Stored records

--- begin ---

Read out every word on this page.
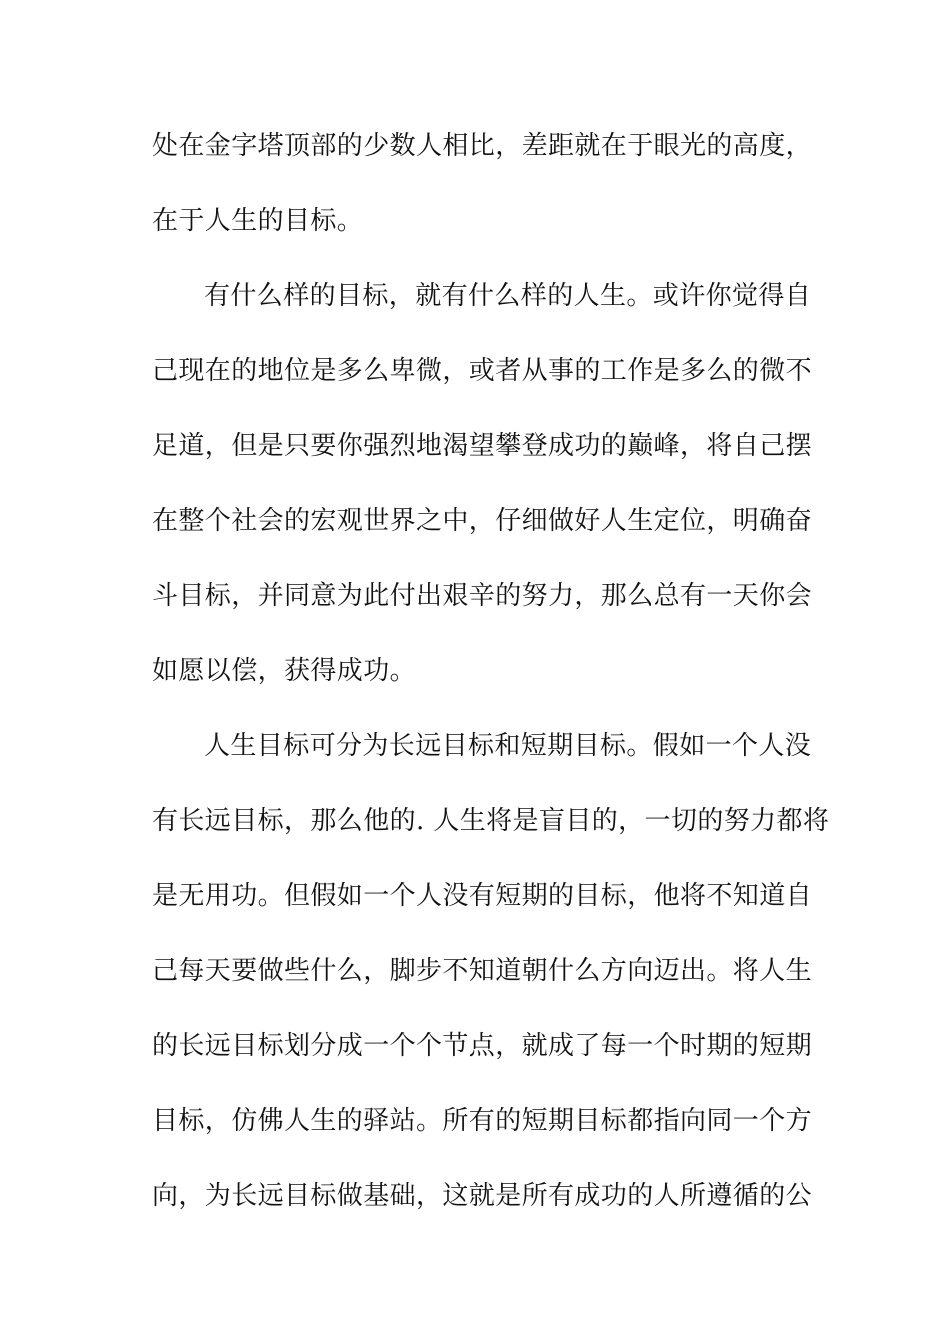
处在金字塔顶部的少数人相比，差距就在于眼光的高度，
在于人生的目标。
有什么样的目标，就有什么样的人生。或许你觉得自
己现在的地位是多么卑微，或者从事的工作是多么的微不
足道，但是只要你强烈地渴望攀登成功的巅峰，将自己摆
在整个社会的宏观世界之中，仔细做好人生定位，明确奋
斗目标，并同意为此付出艰辛的努力，那么总有一天你会
如愿以偿，获得成功。
人生目标可分为长远目标和短期目标。假如一个人没
有长远目标，那么他的. 人生将是盲目的，一切的努力都将
是无用功。但假如一个人没有短期的目标，他将不知道自
己每天要做些什么，脚步不知道朝什么方向迈出。将人生
的长远目标划分成一个个节点，就成了每一个时期的短期
目标，仿佛人生的驿站。所有的短期目标都指向同一个方
向，为长远目标做基础，这就是所有成功的人所遵循的公
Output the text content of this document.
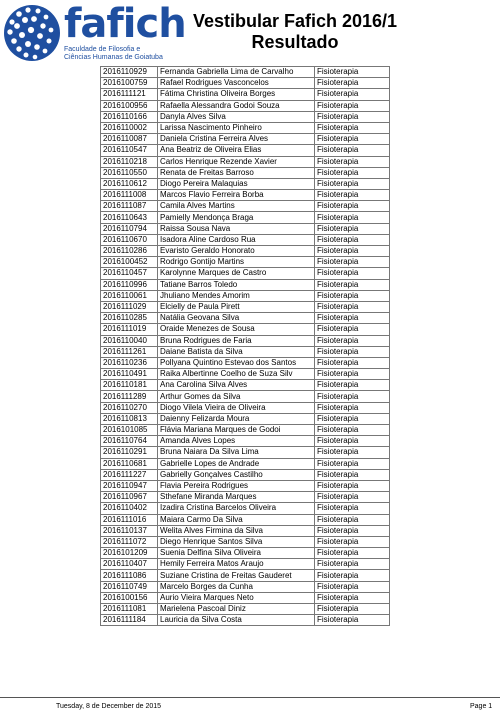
fafich
Faculdade de Filosofia e
Ciências Humanas de Goiatuba
Vestibular Fafich 2016/1
Resultado
2016110929	Fernanda Gabriella Lima de Carvalho	Fisioterapia
2016100759	Rafael Rodrigues Vasconcelos	Fisioterapia
2016111121	Fátima Christina Oliveira Borges	Fisioterapia
2016100956	Rafaella Alessandra Godoi Souza	Fisioterapia
2016110166	Danyla Alves Silva	Fisioterapia
2016110002	Larissa Nascimento Pinheiro	Fisioterapia
2016110087	Daniela Cristina Ferreira Alves	Fisioterapia
2016110547	Ana Beatriz de Oliveira Elias	Fisioterapia
2016110218	Carlos Henrique Rezende Xavier	Fisioterapia
2016110550	Renata de Freitas Barroso	Fisioterapia
2016110612	Diogo Pereira Malaquias	Fisioterapia
2016111008	Marcos Flavio Ferreira Borba	Fisioterapia
2016111087	Camila Alves Martins	Fisioterapia
2016110643	Pamielly Mendonça Braga	Fisioterapia
2016110794	Raissa Sousa Nava	Fisioterapia
2016110670	Isadora Aline Cardoso Rua	Fisioterapia
2016110286	Evaristo Geraldo Honorato	Fisioterapia
2016100452	Rodrigo Gontijo Martins	Fisioterapia
2016110457	Karolynne Marques de Castro	Fisioterapia
2016110996	Tatiane Barros Toledo	Fisioterapia
2016110061	Jhuliano Mendes Amorim	Fisioterapia
2016111029	Elcielly de Paula Pirett	Fisioterapia
2016110285	Natália Geovana Silva	Fisioterapia
2016111019	Oraide Menezes de Sousa	Fisioterapia
2016110040	Bruna Rodrigues de Faria	Fisioterapia
2016111261	Daiane Batista da Silva	Fisioterapia
2016110236	Pollyana Quintino Estevao dos Santos	Fisioterapia
2016110491	Raika Albertinne Coelho de Suza Silv	Fisioterapia
2016110181	Ana Carolina Silva Alves	Fisioterapia
2016111289	Arthur Gomes da Silva	Fisioterapia
2016110270	Diogo Vilela Vieira de Oliveira	Fisioterapia
2016110813	Daienny Felizarda Moura	Fisioterapia
2016101085	Flávia Mariana Marques de Godoi	Fisioterapia
2016110764	Amanda Alves Lopes	Fisioterapia
2016110291	Bruna Naiara Da Silva Lima	Fisioterapia
2016110681	Gabrielle Lopes de Andrade	Fisioterapia
2016111227	Gabrielly Gonçalves Castilho	Fisioterapia
2016110947	Flavia Pereira Rodrigues	Fisioterapia
2016110967	Sthefane Miranda Marques	Fisioterapia
2016110402	Izadira Cristina Barcelos Oliveira	Fisioterapia
2016111016	Maiara Carmo Da Silva	Fisioterapia
2016110137	Welita Alves Firmina da Silva	Fisioterapia
2016111072	Diego Henrique Santos Silva	Fisioterapia
2016101209	Suenia Delfina Silva Oliveira	Fisioterapia
2016110407	Hemily Ferreira Matos Araujo	Fisioterapia
2016111086	Suziane Cristina de Freitas Gauderet	Fisioterapia
2016110749	Marcelo Borges da Cunha	Fisioterapia
2016100156	Aurio Vieira Marques Neto	Fisioterapia
2016111081	Marielena Pascoal Diniz	Fisioterapia
2016111184	Lauricia da Silva Costa	Fisioterapia
Tuesday, 8 de December de 2015	Page 1
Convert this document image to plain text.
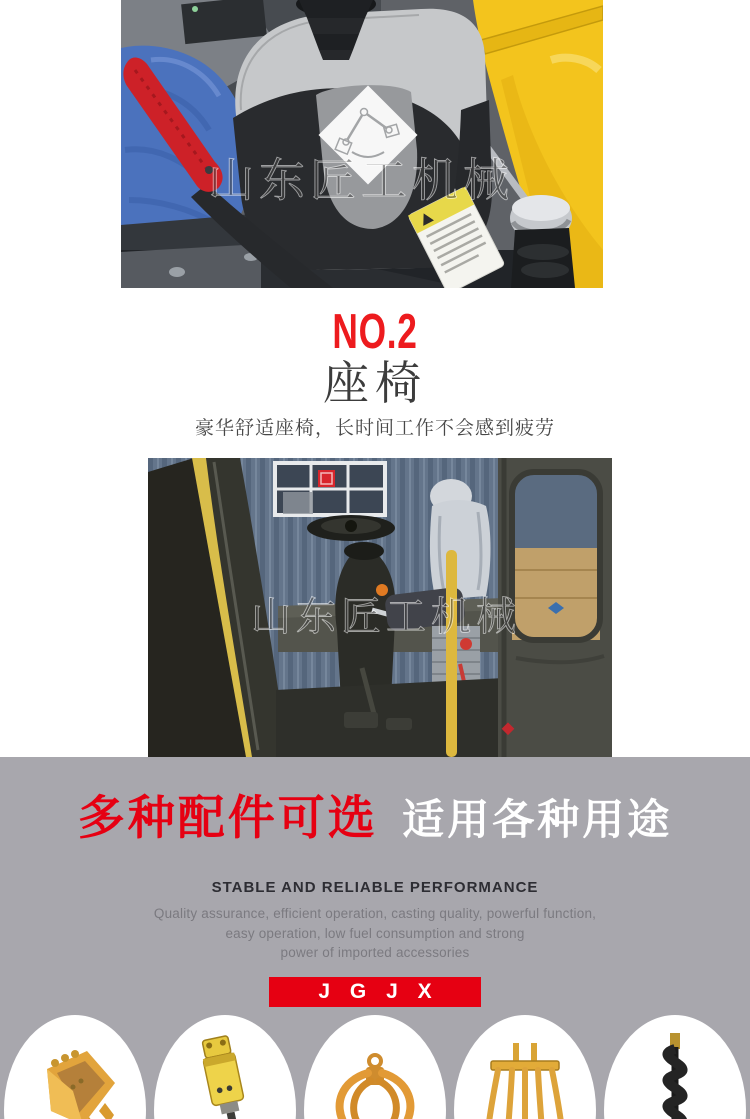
山东匠工机械
NO.2
座椅

豪华舒适座椅，长时间工作不会感到疲劳

山东匠工机械
多种配件可选 适用各种用途
STABLE AND RELIABLE PERFORMANCE
Quality assurance, efficient operation, casting quality, powerful function,
easy operation, low fuel consumption and strong
power of imported accessories
J G J X
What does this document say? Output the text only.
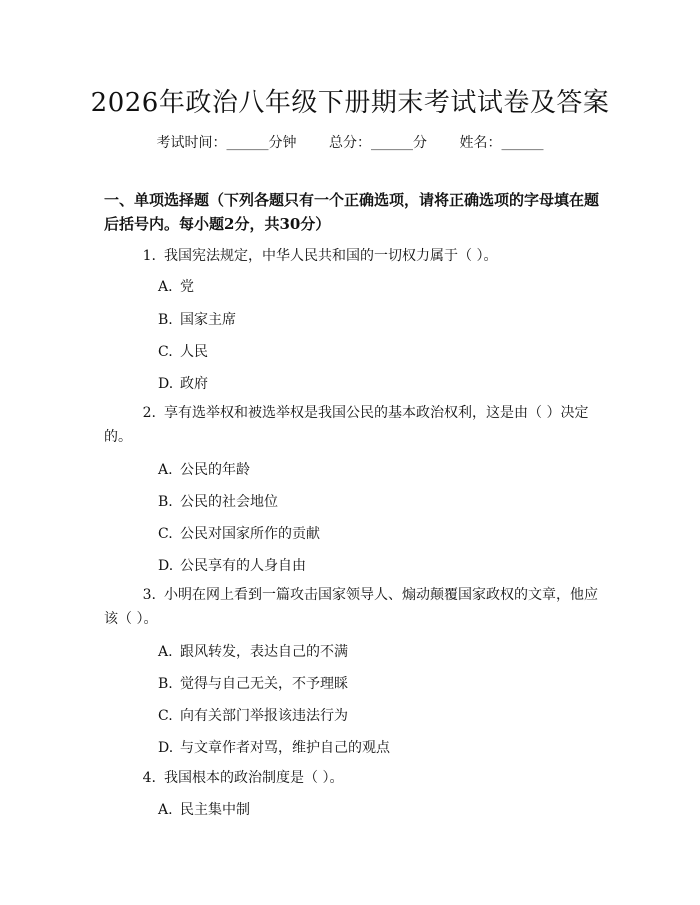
2026年政治八年级下册期末考试试卷及答案
考试时间：______分钟 总分：______分 姓名：______
一、单项选择题（下列各题只有一个正确选项，请将正确选项的字母填在题后括号内。每小题2分，共30分）
1. 我国宪法规定，中华人民共和国的一切权力属于（ ）。
A. 党
B. 国家主席
C. 人民
D. 政府
2. 享有选举权和被选举权是我国公民的基本政治权利，这是由（ ）决定的。
A. 公民的年龄
B. 公民的社会地位
C. 公民对国家所作的贡献
D. 公民享有的人身自由
3. 小明在网上看到一篇攻击国家领导人、煽动颠覆国家政权的文章，他应该（ ）。
A. 跟风转发，表达自己的不满
B. 觉得与自己无关，不予理睬
C. 向有关部门举报该违法行为
D. 与文章作者对骂，维护自己的观点
4. 我国根本的政治制度是（ ）。
A. 民主集中制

--- end ---

* AIM OF THE TASK: Filter out every line that lacks the word "Marques", and copy the rest.

* OUTPUT BELOW:
2016110457	Karolynne Marques de Castro	Fisioterapia
2016101085	Flávia Mariana Marques de Godoi	Fisioterapia
2016110967	Sthefane Miranda Marques	Fisioterapia
2016100156	Aurio Vieira Marques Neto	Fisioterapia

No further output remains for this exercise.